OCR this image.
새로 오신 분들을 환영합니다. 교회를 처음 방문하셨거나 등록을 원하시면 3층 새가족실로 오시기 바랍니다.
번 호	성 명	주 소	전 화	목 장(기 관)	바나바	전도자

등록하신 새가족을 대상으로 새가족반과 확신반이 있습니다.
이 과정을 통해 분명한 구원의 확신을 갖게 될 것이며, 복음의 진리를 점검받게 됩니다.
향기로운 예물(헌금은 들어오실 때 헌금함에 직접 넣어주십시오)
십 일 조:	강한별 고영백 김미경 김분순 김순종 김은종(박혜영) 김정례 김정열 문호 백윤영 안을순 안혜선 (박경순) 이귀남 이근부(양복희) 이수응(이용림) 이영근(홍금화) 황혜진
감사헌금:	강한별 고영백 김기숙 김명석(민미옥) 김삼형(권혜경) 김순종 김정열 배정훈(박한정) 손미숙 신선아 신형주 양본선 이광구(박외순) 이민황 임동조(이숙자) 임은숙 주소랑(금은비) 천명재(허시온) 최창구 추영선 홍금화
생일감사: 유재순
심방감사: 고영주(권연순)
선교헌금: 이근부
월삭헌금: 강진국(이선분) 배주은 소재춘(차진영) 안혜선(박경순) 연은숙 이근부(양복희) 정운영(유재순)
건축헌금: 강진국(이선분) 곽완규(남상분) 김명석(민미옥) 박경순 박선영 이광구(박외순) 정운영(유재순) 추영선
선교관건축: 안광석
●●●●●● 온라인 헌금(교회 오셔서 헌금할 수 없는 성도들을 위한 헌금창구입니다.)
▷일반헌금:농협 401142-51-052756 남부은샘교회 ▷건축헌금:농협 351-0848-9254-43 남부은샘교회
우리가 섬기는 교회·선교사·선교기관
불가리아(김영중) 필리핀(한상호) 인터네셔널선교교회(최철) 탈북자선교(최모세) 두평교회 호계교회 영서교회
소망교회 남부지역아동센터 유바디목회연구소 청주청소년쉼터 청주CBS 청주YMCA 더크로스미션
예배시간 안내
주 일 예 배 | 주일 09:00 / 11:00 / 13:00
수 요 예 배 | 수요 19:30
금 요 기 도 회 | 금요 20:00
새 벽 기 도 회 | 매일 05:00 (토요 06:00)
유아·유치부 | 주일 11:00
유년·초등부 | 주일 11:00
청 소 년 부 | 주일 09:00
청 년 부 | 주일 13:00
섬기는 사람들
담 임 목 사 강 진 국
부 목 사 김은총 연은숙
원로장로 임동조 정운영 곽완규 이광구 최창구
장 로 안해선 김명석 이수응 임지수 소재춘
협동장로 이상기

= = = = = = =

Write out every line of the preceding listing that contains "건축헌금".

건축헌금: 강진국(이선분) 곽완규(남상분) 김명석(민미옥) 박경순 박선영 이광구(박외순) 정운영(유재순) 추영선
▷일반헌금:농협 401142-51-052756 남부은샘교회 ▷건축헌금:농협 351-0848-9254-43 남부은샘교회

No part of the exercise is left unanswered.